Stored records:
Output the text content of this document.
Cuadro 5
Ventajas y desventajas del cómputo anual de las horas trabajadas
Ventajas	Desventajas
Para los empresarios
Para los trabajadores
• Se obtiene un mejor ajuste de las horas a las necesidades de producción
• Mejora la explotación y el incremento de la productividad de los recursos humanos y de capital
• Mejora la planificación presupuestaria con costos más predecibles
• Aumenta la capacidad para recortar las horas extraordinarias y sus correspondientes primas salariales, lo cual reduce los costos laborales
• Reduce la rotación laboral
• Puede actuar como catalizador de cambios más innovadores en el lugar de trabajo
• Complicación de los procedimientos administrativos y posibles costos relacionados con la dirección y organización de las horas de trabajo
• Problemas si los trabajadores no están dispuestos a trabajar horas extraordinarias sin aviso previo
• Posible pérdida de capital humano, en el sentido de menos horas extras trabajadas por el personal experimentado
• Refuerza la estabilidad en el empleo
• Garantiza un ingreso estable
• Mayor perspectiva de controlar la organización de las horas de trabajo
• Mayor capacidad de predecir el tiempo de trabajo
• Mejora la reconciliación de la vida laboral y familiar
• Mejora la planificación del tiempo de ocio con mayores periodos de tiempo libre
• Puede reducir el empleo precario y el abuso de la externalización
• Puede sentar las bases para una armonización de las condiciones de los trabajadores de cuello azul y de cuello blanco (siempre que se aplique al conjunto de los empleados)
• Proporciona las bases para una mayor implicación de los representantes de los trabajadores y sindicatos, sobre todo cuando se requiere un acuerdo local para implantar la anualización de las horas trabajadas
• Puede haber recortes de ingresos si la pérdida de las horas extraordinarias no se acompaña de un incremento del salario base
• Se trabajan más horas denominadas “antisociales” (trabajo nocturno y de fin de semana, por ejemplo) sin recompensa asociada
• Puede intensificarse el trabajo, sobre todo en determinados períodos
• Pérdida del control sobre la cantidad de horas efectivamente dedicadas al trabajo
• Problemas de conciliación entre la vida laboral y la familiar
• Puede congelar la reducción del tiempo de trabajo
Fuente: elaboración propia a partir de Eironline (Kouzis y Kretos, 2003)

What to do: Using the listing, collect all lines in which the string "empleo" is found.

Result:
• Refuerza la estabilidad en el empleo
• Puede reducir el empleo precario y el abuso de la externalización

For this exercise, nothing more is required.